Extracted data entries

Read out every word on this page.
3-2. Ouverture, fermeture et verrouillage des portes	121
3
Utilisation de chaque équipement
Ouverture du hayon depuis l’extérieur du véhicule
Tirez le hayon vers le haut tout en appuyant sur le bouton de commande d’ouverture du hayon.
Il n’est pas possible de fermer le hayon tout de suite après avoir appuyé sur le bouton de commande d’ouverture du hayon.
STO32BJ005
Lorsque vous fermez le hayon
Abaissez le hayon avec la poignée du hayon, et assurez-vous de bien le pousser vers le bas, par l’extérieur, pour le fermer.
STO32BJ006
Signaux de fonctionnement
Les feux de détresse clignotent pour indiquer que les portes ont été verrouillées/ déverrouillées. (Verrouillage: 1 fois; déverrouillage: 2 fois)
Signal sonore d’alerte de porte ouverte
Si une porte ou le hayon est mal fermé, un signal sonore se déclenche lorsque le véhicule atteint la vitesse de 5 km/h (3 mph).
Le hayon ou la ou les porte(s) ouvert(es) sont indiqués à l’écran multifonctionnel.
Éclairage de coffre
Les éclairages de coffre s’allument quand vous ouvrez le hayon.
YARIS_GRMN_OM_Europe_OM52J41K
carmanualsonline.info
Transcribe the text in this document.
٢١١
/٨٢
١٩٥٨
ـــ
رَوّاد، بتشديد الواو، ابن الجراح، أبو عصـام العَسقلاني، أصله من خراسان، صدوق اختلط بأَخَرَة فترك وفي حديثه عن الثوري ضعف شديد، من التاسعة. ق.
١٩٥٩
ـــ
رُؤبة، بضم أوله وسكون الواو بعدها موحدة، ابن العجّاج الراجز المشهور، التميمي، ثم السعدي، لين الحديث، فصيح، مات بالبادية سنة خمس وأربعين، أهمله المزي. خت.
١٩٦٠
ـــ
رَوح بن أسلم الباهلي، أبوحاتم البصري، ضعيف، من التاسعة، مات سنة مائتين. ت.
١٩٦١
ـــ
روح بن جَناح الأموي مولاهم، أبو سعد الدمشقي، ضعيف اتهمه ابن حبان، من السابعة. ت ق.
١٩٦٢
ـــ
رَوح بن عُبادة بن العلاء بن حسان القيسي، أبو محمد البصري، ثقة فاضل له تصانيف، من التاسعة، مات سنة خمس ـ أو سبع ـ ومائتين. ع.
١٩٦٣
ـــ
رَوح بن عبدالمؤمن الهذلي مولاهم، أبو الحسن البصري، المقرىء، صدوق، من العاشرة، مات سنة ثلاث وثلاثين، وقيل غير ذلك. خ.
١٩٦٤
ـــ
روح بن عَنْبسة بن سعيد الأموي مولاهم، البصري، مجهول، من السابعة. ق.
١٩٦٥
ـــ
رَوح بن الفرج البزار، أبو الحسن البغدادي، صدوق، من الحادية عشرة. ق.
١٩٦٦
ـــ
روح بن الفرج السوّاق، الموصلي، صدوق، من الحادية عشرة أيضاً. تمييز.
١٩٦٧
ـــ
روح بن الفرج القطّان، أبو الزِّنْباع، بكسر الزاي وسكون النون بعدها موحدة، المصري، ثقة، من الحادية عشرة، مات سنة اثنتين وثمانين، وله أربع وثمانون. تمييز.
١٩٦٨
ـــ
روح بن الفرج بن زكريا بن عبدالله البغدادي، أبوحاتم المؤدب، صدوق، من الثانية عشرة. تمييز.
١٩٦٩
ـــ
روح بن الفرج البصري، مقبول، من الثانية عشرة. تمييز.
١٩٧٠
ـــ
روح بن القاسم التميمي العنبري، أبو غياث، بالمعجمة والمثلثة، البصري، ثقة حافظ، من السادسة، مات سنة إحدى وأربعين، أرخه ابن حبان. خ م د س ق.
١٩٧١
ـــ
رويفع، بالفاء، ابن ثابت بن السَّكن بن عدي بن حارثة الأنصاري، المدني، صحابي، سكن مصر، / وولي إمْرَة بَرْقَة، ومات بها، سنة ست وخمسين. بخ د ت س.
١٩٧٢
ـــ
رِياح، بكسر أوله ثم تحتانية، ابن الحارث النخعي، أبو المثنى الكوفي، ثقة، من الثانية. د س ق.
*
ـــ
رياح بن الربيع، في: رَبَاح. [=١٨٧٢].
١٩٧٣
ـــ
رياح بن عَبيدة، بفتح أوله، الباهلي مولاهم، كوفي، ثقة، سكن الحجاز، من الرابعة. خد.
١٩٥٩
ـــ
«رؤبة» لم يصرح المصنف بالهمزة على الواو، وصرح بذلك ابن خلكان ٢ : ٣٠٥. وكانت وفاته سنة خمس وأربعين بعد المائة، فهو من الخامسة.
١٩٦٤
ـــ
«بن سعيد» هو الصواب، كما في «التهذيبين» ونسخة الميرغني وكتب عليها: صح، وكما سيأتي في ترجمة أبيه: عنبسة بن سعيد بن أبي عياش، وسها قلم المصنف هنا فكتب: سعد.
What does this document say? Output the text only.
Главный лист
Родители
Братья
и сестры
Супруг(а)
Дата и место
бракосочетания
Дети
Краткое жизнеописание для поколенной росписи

Task to complete
All of the material must be reproduced exactly.

Result of this task
Read out every word on this page.
3-2. Ouverture, fermeture et verrouillage des portes	121
3
Utilisation de chaque équipement
Ouverture du hayon depuis l’extérieur du véhicule
Tirez le hayon vers le haut tout en appuyant sur le bouton de commande d’ouverture du hayon.
Il n’est pas possible de fermer le hayon tout de suite après avoir appuyé sur le bouton de commande d’ouverture du hayon.
STO32BJ005
Lorsque vous fermez le hayon
Abaissez le hayon avec la poignée du hayon, et assurez-vous de bien le pousser vers le bas, par l’extérieur, pour le fermer.
STO32BJ006
Signaux de fonctionnement
Les feux de détresse clignotent pour indiquer que les portes ont été verrouillées/ déverrouillées. (Verrouillage: 1 fois; déverrouillage: 2 fois)
Signal sonore d’alerte de porte ouverte
Si une porte ou le hayon est mal fermé, un signal sonore se déclenche lorsque le véhicule atteint la vitesse de 5 km/h (3 mph).
Le hayon ou la ou les porte(s) ouvert(es) sont indiqués à l’écran multifonctionnel.
Éclairage de coffre
Les éclairages de coffre s’allument quand vous ouvrez le hayon.
YARIS_GRMN_OM_Europe_OM52J41K
carmanualsonline.info
Transcribe the text in this document.
٢١١
/٨٢
١٩٥٨
ـــ
رَوّاد، بتشديد الواو، ابن الجراح، أبو عصـام العَسقلاني، أصله من خراسان، صدوق اختلط بأَخَرَة فترك وفي حديثه عن الثوري ضعف شديد، من التاسعة. ق.
١٩٥٩
ـــ
رُؤبة، بضم أوله وسكون الواو بعدها موحدة، ابن العجّاج الراجز المشهور، التميمي، ثم السعدي، لين الحديث، فصيح، مات بالبادية سنة خمس وأربعين، أهمله المزي. خت.
١٩٦٠
ـــ
رَوح بن أسلم الباهلي، أبوحاتم البصري، ضعيف، من التاسعة، مات سنة مائتين. ت.
١٩٦١
ـــ
روح بن جَناح الأموي مولاهم، أبو سعد الدمشقي، ضعيف اتهمه ابن حبان، من السابعة. ت ق.
١٩٦٢
ـــ
رَوح بن عُبادة بن العلاء بن حسان القيسي، أبو محمد البصري، ثقة فاضل له تصانيف، من التاسعة، مات سنة خمس ـ أو سبع ـ ومائتين. ع.
١٩٦٣
ـــ
رَوح بن عبدالمؤمن الهذلي مولاهم، أبو الحسن البصري، المقرىء، صدوق، من العاشرة، مات سنة ثلاث وثلاثين، وقيل غير ذلك. خ.
١٩٦٤
ـــ
روح بن عَنْبسة بن سعيد الأموي مولاهم، البصري، مجهول، من السابعة. ق.
١٩٦٥
ـــ
رَوح بن الفرج البزار، أبو الحسن البغدادي، صدوق، من الحادية عشرة. ق.
١٩٦٦
ـــ
روح بن الفرج السوّاق، الموصلي، صدوق، من الحادية عشرة أيضاً. تمييز.
١٩٦٧
ـــ
روح بن الفرج القطّان، أبو الزِّنْباع، بكسر الزاي وسكون النون بعدها موحدة، المصري، ثقة، من الحادية عشرة، مات سنة اثنتين وثمانين، وله أربع وثمانون. تمييز.
١٩٦٨
ـــ
روح بن الفرج بن زكريا بن عبدالله البغدادي، أبوحاتم المؤدب، صدوق، من الثانية عشرة. تمييز.
١٩٦٩
ـــ
روح بن الفرج البصري، مقبول، من الثانية عشرة. تمييز.
١٩٧٠
ـــ
روح بن القاسم التميمي العنبري، أبو غياث، بالمعجمة والمثلثة، البصري، ثقة حافظ، من السادسة، مات سنة إحدى وأربعين، أرخه ابن حبان. خ م د س ق.
١٩٧١
ـــ
رويفع، بالفاء، ابن ثابت بن السَّكن بن عدي بن حارثة الأنصاري، المدني، صحابي، سكن مصر، / وولي إمْرَة بَرْقَة، ومات بها، سنة ست وخمسين. بخ د ت س.
١٩٧٢
ـــ
رِياح، بكسر أوله ثم تحتانية، ابن الحارث النخعي، أبو المثنى الكوفي، ثقة، من الثانية. د س ق.
*
ـــ
رياح بن الربيع، في: رَبَاح. [=١٨٧٢].
١٩٧٣
ـــ
رياح بن عَبيدة، بفتح أوله، الباهلي مولاهم، كوفي، ثقة، سكن الحجاز، من الرابعة. خد.
١٩٥٩
ـــ
«رؤبة» لم يصرح المصنف بالهمزة على الواو، وصرح بذلك ابن خلكان ٢ : ٣٠٥. وكانت وفاته سنة خمس وأربعين بعد المائة، فهو من الخامسة.
١٩٦٤
ـــ
«بن سعيد» هو الصواب، كما في «التهذيبين» ونسخة الميرغني وكتب عليها: صح، وكما سيأتي في ترجمة أبيه: عنبسة بن سعيد بن أبي عياش، وسها قلم المصنف هنا فكتب: سعد.
What does this document say? Output the text only.
Главный лист
Родители
Братья
и сестры
Супруг(а)
Дата и место
бракосочетания
Дети
Краткое жизнеописание для поколенной росписи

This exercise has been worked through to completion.